DATASET RECORDS —
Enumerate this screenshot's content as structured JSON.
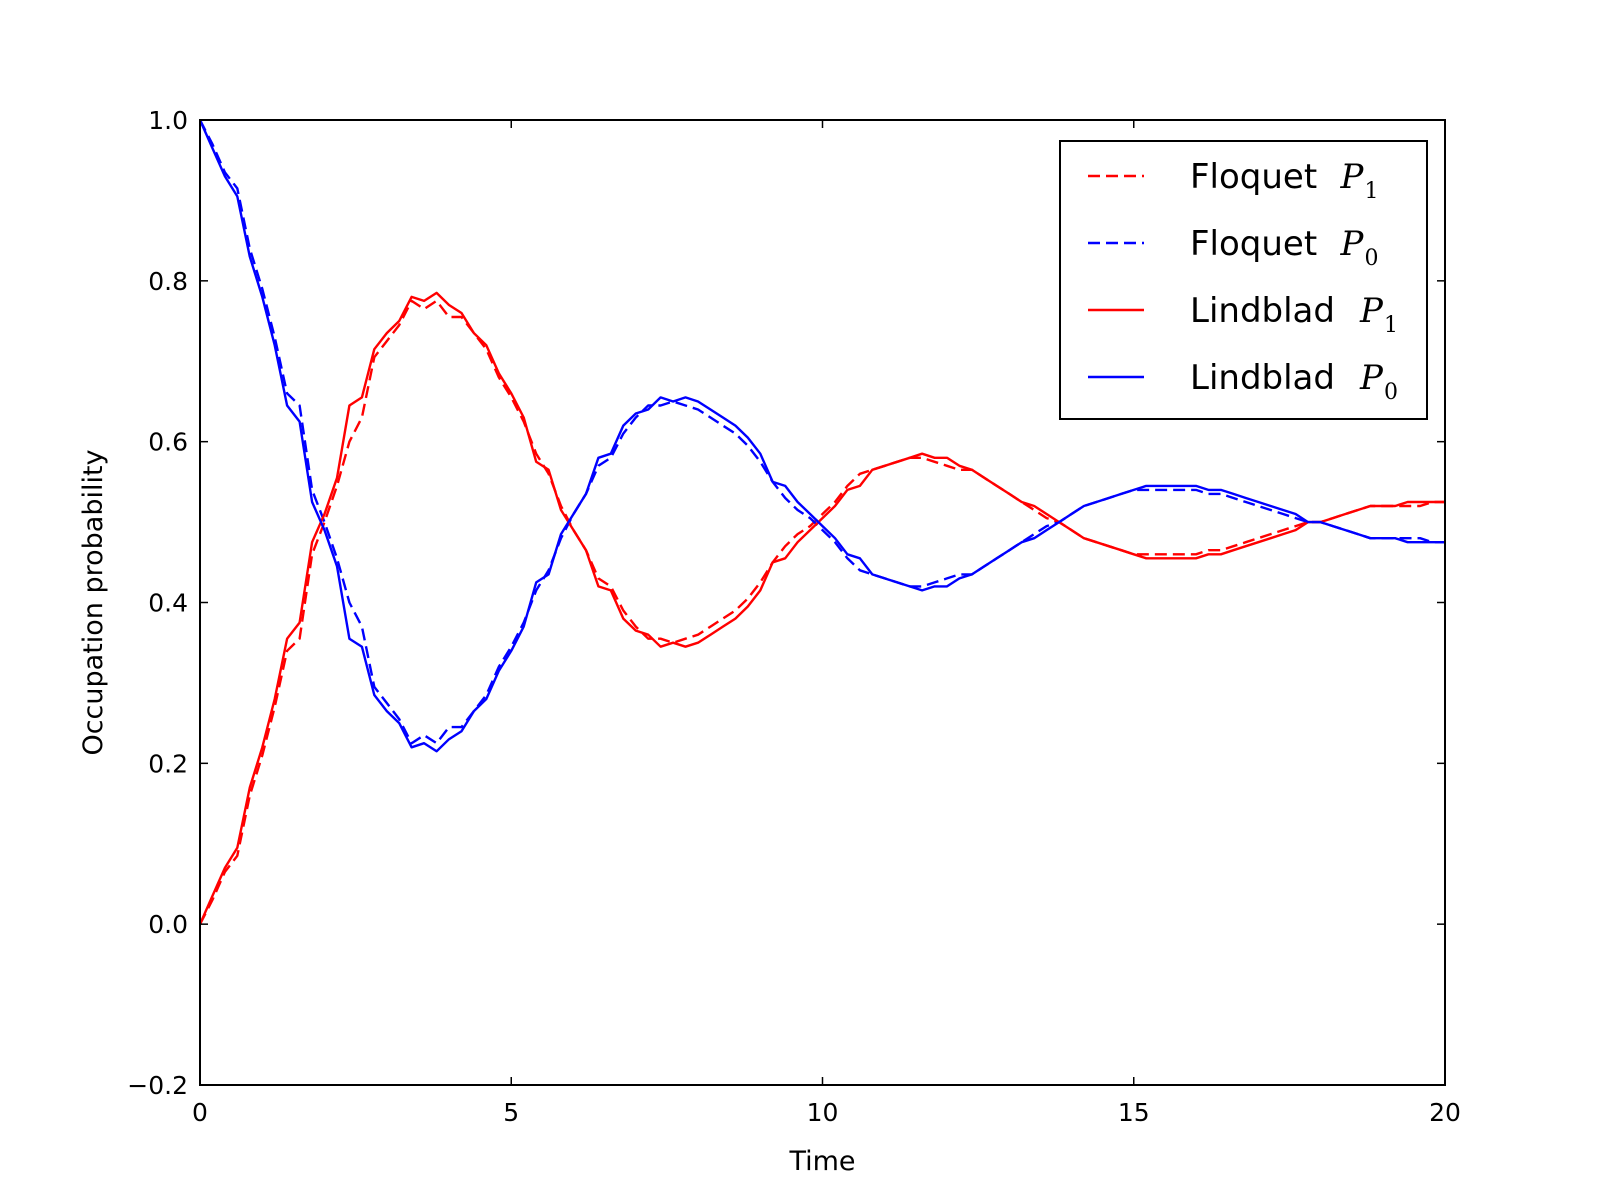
{
  "chart_data": {
    "type": "line",
    "xlabel": "Time",
    "ylabel": "Occupation probability",
    "xlim": [
      0,
      20
    ],
    "ylim": [
      -0.2,
      1.0
    ],
    "x_ticks": [
      0,
      5,
      10,
      15,
      20
    ],
    "x_tick_labels": [
      "0",
      "5",
      "10",
      "15",
      "20"
    ],
    "y_ticks": [
      -0.2,
      0.0,
      0.2,
      0.4,
      0.6,
      0.8,
      1.0
    ],
    "y_tick_labels": [
      "−0.2",
      "0.0",
      "0.2",
      "0.4",
      "0.6",
      "0.8",
      "1.0"
    ],
    "grid": false,
    "legend_position": "top-right",
    "series": [
      {
        "name": "Floquet P1",
        "legend_text": "Floquet",
        "legend_math": "P",
        "legend_sub": "1",
        "color": "#ff0000",
        "style": "dashed",
        "x": [
          0,
          0.2,
          0.4,
          0.6,
          0.8,
          1.0,
          1.2,
          1.4,
          1.6,
          1.8,
          2.0,
          2.2,
          2.4,
          2.6,
          2.8,
          3.0,
          3.2,
          3.4,
          3.6,
          3.8,
          4.0,
          4.2,
          4.4,
          4.6,
          4.8,
          5.0,
          5.2,
          5.4,
          5.6,
          5.8,
          6.0,
          6.2,
          6.4,
          6.6,
          6.8,
          7.0,
          7.2,
          7.4,
          7.6,
          7.8,
          8.0,
          8.2,
          8.4,
          8.6,
          8.8,
          9.0,
          9.2,
          9.4,
          9.6,
          9.8,
          10.0,
          10.2,
          10.4,
          10.6,
          10.8,
          11.0,
          11.2,
          11.4,
          11.6,
          11.8,
          12.0,
          12.2,
          12.4,
          12.6,
          12.8,
          13.0,
          13.2,
          13.4,
          13.6,
          13.8,
          14.0,
          14.2,
          14.4,
          14.6,
          14.8,
          15.0,
          15.2,
          15.4,
          15.6,
          15.8,
          16.0,
          16.2,
          16.4,
          16.6,
          16.8,
          17.0,
          17.2,
          17.4,
          17.6,
          17.8,
          18.0,
          18.2,
          18.4,
          18.6,
          18.8,
          19.0,
          19.2,
          19.4,
          19.6,
          19.8,
          20.0
        ],
        "y": [
          0.0,
          0.03,
          0.065,
          0.085,
          0.16,
          0.21,
          0.27,
          0.34,
          0.355,
          0.46,
          0.5,
          0.545,
          0.6,
          0.63,
          0.705,
          0.725,
          0.745,
          0.775,
          0.765,
          0.775,
          0.755,
          0.755,
          0.735,
          0.715,
          0.68,
          0.655,
          0.625,
          0.585,
          0.56,
          0.52,
          0.49,
          0.465,
          0.43,
          0.42,
          0.39,
          0.37,
          0.355,
          0.355,
          0.35,
          0.355,
          0.36,
          0.37,
          0.38,
          0.39,
          0.405,
          0.425,
          0.45,
          0.47,
          0.485,
          0.495,
          0.51,
          0.525,
          0.545,
          0.56,
          0.565,
          0.57,
          0.575,
          0.58,
          0.58,
          0.575,
          0.57,
          0.565,
          0.565,
          0.555,
          0.545,
          0.535,
          0.525,
          0.515,
          0.505,
          0.5,
          0.49,
          0.48,
          0.475,
          0.47,
          0.465,
          0.46,
          0.46,
          0.46,
          0.46,
          0.46,
          0.46,
          0.465,
          0.465,
          0.47,
          0.475,
          0.48,
          0.485,
          0.49,
          0.495,
          0.5,
          0.5,
          0.505,
          0.51,
          0.515,
          0.52,
          0.52,
          0.52,
          0.52,
          0.52,
          0.525,
          0.525
        ]
      },
      {
        "name": "Floquet P0",
        "legend_text": "Floquet",
        "legend_math": "P",
        "legend_sub": "0",
        "color": "#0000ff",
        "style": "dashed",
        "x": [
          0,
          0.2,
          0.4,
          0.6,
          0.8,
          1.0,
          1.2,
          1.4,
          1.6,
          1.8,
          2.0,
          2.2,
          2.4,
          2.6,
          2.8,
          3.0,
          3.2,
          3.4,
          3.6,
          3.8,
          4.0,
          4.2,
          4.4,
          4.6,
          4.8,
          5.0,
          5.2,
          5.4,
          5.6,
          5.8,
          6.0,
          6.2,
          6.4,
          6.6,
          6.8,
          7.0,
          7.2,
          7.4,
          7.6,
          7.8,
          8.0,
          8.2,
          8.4,
          8.6,
          8.8,
          9.0,
          9.2,
          9.4,
          9.6,
          9.8,
          10.0,
          10.2,
          10.4,
          10.6,
          10.8,
          11.0,
          11.2,
          11.4,
          11.6,
          11.8,
          12.0,
          12.2,
          12.4,
          12.6,
          12.8,
          13.0,
          13.2,
          13.4,
          13.6,
          13.8,
          14.0,
          14.2,
          14.4,
          14.6,
          14.8,
          15.0,
          15.2,
          15.4,
          15.6,
          15.8,
          16.0,
          16.2,
          16.4,
          16.6,
          16.8,
          17.0,
          17.2,
          17.4,
          17.6,
          17.8,
          18.0,
          18.2,
          18.4,
          18.6,
          18.8,
          19.0,
          19.2,
          19.4,
          19.6,
          19.8,
          20.0
        ],
        "y": [
          1.0,
          0.97,
          0.935,
          0.915,
          0.84,
          0.79,
          0.73,
          0.66,
          0.645,
          0.54,
          0.5,
          0.455,
          0.4,
          0.37,
          0.295,
          0.275,
          0.255,
          0.225,
          0.235,
          0.225,
          0.245,
          0.245,
          0.265,
          0.285,
          0.32,
          0.345,
          0.375,
          0.415,
          0.44,
          0.48,
          0.51,
          0.535,
          0.57,
          0.58,
          0.61,
          0.63,
          0.645,
          0.645,
          0.65,
          0.645,
          0.64,
          0.63,
          0.62,
          0.61,
          0.595,
          0.575,
          0.55,
          0.53,
          0.515,
          0.505,
          0.49,
          0.475,
          0.455,
          0.44,
          0.435,
          0.43,
          0.425,
          0.42,
          0.42,
          0.425,
          0.43,
          0.435,
          0.435,
          0.445,
          0.455,
          0.465,
          0.475,
          0.485,
          0.495,
          0.5,
          0.51,
          0.52,
          0.525,
          0.53,
          0.535,
          0.54,
          0.54,
          0.54,
          0.54,
          0.54,
          0.54,
          0.535,
          0.535,
          0.53,
          0.525,
          0.52,
          0.515,
          0.51,
          0.505,
          0.5,
          0.5,
          0.495,
          0.49,
          0.485,
          0.48,
          0.48,
          0.48,
          0.48,
          0.48,
          0.475,
          0.475
        ]
      },
      {
        "name": "Lindblad P1",
        "legend_text": "Lindblad",
        "legend_math": "P",
        "legend_sub": "1",
        "color": "#ff0000",
        "style": "solid",
        "x": [
          0,
          0.2,
          0.4,
          0.6,
          0.8,
          1.0,
          1.2,
          1.4,
          1.6,
          1.8,
          2.0,
          2.2,
          2.4,
          2.6,
          2.8,
          3.0,
          3.2,
          3.4,
          3.6,
          3.8,
          4.0,
          4.2,
          4.4,
          4.6,
          4.8,
          5.0,
          5.2,
          5.4,
          5.6,
          5.8,
          6.0,
          6.2,
          6.4,
          6.6,
          6.8,
          7.0,
          7.2,
          7.4,
          7.6,
          7.8,
          8.0,
          8.2,
          8.4,
          8.6,
          8.8,
          9.0,
          9.2,
          9.4,
          9.6,
          9.8,
          10.0,
          10.2,
          10.4,
          10.6,
          10.8,
          11.0,
          11.2,
          11.4,
          11.6,
          11.8,
          12.0,
          12.2,
          12.4,
          12.6,
          12.8,
          13.0,
          13.2,
          13.4,
          13.6,
          13.8,
          14.0,
          14.2,
          14.4,
          14.6,
          14.8,
          15.0,
          15.2,
          15.4,
          15.6,
          15.8,
          16.0,
          16.2,
          16.4,
          16.6,
          16.8,
          17.0,
          17.2,
          17.4,
          17.6,
          17.8,
          18.0,
          18.2,
          18.4,
          18.6,
          18.8,
          19.0,
          19.2,
          19.4,
          19.6,
          19.8,
          20.0
        ],
        "y": [
          0.0,
          0.035,
          0.07,
          0.095,
          0.17,
          0.22,
          0.28,
          0.355,
          0.375,
          0.475,
          0.51,
          0.555,
          0.645,
          0.655,
          0.715,
          0.735,
          0.75,
          0.78,
          0.775,
          0.785,
          0.77,
          0.76,
          0.735,
          0.72,
          0.685,
          0.66,
          0.63,
          0.575,
          0.565,
          0.515,
          0.49,
          0.465,
          0.42,
          0.415,
          0.38,
          0.365,
          0.36,
          0.345,
          0.35,
          0.345,
          0.35,
          0.36,
          0.37,
          0.38,
          0.395,
          0.415,
          0.45,
          0.455,
          0.475,
          0.49,
          0.505,
          0.52,
          0.54,
          0.545,
          0.565,
          0.57,
          0.575,
          0.58,
          0.585,
          0.58,
          0.58,
          0.57,
          0.565,
          0.555,
          0.545,
          0.535,
          0.525,
          0.52,
          0.51,
          0.5,
          0.49,
          0.48,
          0.475,
          0.47,
          0.465,
          0.46,
          0.455,
          0.455,
          0.455,
          0.455,
          0.455,
          0.46,
          0.46,
          0.465,
          0.47,
          0.475,
          0.48,
          0.485,
          0.49,
          0.5,
          0.5,
          0.505,
          0.51,
          0.515,
          0.52,
          0.52,
          0.52,
          0.525,
          0.525,
          0.525,
          0.525
        ]
      },
      {
        "name": "Lindblad P0",
        "legend_text": "Lindblad",
        "legend_math": "P",
        "legend_sub": "0",
        "color": "#0000ff",
        "style": "solid",
        "x": [
          0,
          0.2,
          0.4,
          0.6,
          0.8,
          1.0,
          1.2,
          1.4,
          1.6,
          1.8,
          2.0,
          2.2,
          2.4,
          2.6,
          2.8,
          3.0,
          3.2,
          3.4,
          3.6,
          3.8,
          4.0,
          4.2,
          4.4,
          4.6,
          4.8,
          5.0,
          5.2,
          5.4,
          5.6,
          5.8,
          6.0,
          6.2,
          6.4,
          6.6,
          6.8,
          7.0,
          7.2,
          7.4,
          7.6,
          7.8,
          8.0,
          8.2,
          8.4,
          8.6,
          8.8,
          9.0,
          9.2,
          9.4,
          9.6,
          9.8,
          10.0,
          10.2,
          10.4,
          10.6,
          10.8,
          11.0,
          11.2,
          11.4,
          11.6,
          11.8,
          12.0,
          12.2,
          12.4,
          12.6,
          12.8,
          13.0,
          13.2,
          13.4,
          13.6,
          13.8,
          14.0,
          14.2,
          14.4,
          14.6,
          14.8,
          15.0,
          15.2,
          15.4,
          15.6,
          15.8,
          16.0,
          16.2,
          16.4,
          16.6,
          16.8,
          17.0,
          17.2,
          17.4,
          17.6,
          17.8,
          18.0,
          18.2,
          18.4,
          18.6,
          18.8,
          19.0,
          19.2,
          19.4,
          19.6,
          19.8,
          20.0
        ],
        "y": [
          1.0,
          0.965,
          0.93,
          0.905,
          0.83,
          0.78,
          0.72,
          0.645,
          0.625,
          0.525,
          0.49,
          0.445,
          0.355,
          0.345,
          0.285,
          0.265,
          0.25,
          0.22,
          0.225,
          0.215,
          0.23,
          0.24,
          0.265,
          0.28,
          0.315,
          0.34,
          0.37,
          0.425,
          0.435,
          0.485,
          0.51,
          0.535,
          0.58,
          0.585,
          0.62,
          0.635,
          0.64,
          0.655,
          0.65,
          0.655,
          0.65,
          0.64,
          0.63,
          0.62,
          0.605,
          0.585,
          0.55,
          0.545,
          0.525,
          0.51,
          0.495,
          0.48,
          0.46,
          0.455,
          0.435,
          0.43,
          0.425,
          0.42,
          0.415,
          0.42,
          0.42,
          0.43,
          0.435,
          0.445,
          0.455,
          0.465,
          0.475,
          0.48,
          0.49,
          0.5,
          0.51,
          0.52,
          0.525,
          0.53,
          0.535,
          0.54,
          0.545,
          0.545,
          0.545,
          0.545,
          0.545,
          0.54,
          0.54,
          0.535,
          0.53,
          0.525,
          0.52,
          0.515,
          0.51,
          0.5,
          0.5,
          0.495,
          0.49,
          0.485,
          0.48,
          0.48,
          0.48,
          0.475,
          0.475,
          0.475,
          0.475
        ]
      }
    ]
  }
}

EXERCISE DIRECTIONS —
In the records, locate each line holding the string "name" and copy it.

RESPONSE —
        "name": "Floquet P1",
        "name": "Floquet P0",
        "name": "Lindblad P1",
        "name": "Lindblad P0",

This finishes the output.